Below, find each line holding "panel" and state how many there are, using the number alone.

━━━

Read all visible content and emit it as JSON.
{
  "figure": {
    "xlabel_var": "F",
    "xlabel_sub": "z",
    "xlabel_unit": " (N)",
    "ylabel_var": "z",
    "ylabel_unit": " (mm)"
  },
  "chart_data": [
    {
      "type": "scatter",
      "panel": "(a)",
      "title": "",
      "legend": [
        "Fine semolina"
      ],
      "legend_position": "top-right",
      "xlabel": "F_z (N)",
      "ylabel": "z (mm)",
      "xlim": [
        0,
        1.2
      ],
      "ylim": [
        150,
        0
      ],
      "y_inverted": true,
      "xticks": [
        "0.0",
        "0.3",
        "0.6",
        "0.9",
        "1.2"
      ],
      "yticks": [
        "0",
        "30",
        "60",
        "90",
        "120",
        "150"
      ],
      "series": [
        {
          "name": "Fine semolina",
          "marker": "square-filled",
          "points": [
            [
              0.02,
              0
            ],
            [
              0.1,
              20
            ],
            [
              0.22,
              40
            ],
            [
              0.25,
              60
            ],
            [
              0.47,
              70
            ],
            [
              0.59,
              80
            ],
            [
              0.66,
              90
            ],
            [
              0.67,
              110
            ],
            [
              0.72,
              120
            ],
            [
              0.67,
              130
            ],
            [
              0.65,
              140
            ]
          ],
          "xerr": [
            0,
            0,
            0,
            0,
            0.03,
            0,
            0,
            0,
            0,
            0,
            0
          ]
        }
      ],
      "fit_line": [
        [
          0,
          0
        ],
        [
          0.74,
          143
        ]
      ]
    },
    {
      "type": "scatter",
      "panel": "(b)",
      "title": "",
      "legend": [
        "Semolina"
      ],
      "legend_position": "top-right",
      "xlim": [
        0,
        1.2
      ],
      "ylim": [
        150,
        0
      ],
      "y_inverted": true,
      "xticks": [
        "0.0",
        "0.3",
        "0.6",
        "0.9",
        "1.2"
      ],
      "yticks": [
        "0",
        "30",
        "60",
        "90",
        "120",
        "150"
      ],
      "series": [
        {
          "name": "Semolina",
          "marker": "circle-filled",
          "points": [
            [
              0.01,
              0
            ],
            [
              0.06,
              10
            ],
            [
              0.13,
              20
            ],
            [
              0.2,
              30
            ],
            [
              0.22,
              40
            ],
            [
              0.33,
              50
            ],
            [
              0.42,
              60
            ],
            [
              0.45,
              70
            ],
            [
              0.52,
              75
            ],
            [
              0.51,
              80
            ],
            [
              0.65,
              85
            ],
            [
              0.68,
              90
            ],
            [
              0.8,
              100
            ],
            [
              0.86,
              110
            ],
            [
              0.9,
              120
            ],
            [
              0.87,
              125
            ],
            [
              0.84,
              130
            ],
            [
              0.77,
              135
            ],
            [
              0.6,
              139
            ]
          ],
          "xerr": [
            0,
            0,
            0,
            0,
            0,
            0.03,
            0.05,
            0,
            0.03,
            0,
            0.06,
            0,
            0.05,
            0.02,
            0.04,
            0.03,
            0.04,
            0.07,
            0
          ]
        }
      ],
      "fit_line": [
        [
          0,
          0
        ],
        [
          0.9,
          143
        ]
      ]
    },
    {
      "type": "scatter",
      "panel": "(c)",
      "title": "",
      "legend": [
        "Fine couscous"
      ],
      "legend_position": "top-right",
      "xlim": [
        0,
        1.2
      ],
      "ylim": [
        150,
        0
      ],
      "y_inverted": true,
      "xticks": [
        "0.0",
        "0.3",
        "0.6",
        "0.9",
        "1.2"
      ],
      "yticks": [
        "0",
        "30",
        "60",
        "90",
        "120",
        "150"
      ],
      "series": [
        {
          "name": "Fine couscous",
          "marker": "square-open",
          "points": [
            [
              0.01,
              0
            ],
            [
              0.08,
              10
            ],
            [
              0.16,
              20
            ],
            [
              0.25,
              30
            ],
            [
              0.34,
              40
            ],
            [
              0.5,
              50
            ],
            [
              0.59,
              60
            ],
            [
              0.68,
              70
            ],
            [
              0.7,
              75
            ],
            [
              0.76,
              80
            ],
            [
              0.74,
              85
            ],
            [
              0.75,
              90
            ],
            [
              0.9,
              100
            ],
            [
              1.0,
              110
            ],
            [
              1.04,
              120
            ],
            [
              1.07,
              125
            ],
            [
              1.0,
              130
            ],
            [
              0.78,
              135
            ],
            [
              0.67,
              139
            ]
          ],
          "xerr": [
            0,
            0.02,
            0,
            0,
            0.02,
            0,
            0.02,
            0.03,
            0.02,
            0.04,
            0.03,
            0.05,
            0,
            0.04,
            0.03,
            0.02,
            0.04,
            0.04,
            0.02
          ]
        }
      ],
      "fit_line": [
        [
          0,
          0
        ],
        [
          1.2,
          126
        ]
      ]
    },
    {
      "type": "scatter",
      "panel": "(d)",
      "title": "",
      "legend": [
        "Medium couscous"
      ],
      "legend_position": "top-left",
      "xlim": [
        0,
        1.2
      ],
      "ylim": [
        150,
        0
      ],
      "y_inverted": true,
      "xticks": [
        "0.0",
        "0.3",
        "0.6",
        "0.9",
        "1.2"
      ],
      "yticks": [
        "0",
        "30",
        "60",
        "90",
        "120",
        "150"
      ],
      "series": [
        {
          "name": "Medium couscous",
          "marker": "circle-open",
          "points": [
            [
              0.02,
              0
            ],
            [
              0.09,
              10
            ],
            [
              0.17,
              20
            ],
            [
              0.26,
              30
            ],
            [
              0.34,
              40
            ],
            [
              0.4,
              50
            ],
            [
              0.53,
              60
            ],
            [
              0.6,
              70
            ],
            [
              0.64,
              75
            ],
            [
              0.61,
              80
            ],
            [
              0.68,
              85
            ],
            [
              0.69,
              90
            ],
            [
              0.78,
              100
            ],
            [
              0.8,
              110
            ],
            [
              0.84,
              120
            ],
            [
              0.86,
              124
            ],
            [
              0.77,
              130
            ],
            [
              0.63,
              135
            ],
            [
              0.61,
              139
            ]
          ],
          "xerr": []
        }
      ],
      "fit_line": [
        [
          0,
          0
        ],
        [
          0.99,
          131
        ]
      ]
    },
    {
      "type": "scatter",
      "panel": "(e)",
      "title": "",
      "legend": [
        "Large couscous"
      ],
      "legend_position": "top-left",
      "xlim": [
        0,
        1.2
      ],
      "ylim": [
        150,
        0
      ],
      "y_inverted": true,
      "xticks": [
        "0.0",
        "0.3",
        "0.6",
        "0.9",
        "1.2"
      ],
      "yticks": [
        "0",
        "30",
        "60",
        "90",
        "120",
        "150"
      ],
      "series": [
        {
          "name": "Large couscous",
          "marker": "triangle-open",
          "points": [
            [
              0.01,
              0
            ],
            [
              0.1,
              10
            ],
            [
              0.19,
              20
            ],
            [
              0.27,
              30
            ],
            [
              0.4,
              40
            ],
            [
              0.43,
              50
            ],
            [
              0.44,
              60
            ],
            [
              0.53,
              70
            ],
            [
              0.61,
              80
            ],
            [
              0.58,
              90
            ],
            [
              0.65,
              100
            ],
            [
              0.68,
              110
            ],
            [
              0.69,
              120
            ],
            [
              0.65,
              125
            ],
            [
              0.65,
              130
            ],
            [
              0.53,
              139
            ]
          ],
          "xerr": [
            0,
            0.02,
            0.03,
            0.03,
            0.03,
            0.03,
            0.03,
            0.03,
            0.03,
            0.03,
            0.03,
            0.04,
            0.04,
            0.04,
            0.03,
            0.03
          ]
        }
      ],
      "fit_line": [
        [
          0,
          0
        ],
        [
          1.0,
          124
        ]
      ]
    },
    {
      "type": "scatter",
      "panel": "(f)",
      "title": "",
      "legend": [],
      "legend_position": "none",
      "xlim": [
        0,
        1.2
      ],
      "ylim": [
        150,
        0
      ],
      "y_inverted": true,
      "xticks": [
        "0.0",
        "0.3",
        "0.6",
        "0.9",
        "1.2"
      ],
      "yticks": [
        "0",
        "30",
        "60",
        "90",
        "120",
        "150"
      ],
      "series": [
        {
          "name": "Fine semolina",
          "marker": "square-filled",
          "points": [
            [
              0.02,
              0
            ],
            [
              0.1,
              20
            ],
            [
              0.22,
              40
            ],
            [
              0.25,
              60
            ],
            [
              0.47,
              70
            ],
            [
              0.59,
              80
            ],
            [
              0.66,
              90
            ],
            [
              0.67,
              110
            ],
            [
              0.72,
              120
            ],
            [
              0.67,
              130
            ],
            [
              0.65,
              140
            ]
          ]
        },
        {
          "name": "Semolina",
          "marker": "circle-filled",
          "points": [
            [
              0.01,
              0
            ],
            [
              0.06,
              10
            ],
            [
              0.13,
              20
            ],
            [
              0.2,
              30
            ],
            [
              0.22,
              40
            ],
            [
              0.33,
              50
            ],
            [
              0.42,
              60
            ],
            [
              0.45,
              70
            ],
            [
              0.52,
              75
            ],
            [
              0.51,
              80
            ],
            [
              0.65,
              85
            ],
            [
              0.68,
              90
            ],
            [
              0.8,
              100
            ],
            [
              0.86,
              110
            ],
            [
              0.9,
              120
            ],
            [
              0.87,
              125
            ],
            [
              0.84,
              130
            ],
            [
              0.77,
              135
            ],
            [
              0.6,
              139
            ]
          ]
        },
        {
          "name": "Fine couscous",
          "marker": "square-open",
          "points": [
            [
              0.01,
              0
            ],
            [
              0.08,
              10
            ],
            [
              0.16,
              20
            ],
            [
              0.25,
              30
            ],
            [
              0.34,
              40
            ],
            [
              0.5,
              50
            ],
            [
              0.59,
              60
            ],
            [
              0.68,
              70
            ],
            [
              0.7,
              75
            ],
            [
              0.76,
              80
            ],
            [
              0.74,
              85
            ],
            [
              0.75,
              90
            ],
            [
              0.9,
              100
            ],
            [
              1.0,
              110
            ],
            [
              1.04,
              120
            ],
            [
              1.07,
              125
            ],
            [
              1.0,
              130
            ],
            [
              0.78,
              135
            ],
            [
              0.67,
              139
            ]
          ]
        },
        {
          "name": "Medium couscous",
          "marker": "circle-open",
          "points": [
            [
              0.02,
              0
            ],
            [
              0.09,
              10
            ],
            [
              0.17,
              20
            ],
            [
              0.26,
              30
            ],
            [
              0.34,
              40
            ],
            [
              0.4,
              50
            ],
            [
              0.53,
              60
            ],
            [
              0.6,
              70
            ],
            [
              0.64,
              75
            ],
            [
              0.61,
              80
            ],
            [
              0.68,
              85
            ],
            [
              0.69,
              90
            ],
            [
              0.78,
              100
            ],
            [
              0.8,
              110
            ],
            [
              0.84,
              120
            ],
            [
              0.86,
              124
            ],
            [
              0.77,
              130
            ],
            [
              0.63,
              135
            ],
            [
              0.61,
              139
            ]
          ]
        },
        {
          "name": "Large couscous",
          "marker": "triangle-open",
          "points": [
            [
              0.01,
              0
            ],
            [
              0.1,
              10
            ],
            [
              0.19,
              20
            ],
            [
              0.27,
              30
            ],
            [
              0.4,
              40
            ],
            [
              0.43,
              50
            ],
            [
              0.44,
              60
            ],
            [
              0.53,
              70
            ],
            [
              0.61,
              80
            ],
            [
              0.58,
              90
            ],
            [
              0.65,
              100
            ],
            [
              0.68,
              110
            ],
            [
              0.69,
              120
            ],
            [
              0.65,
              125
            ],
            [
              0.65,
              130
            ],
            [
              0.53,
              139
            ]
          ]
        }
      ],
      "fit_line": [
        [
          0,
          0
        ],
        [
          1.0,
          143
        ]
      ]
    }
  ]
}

━━━

Response below ::
6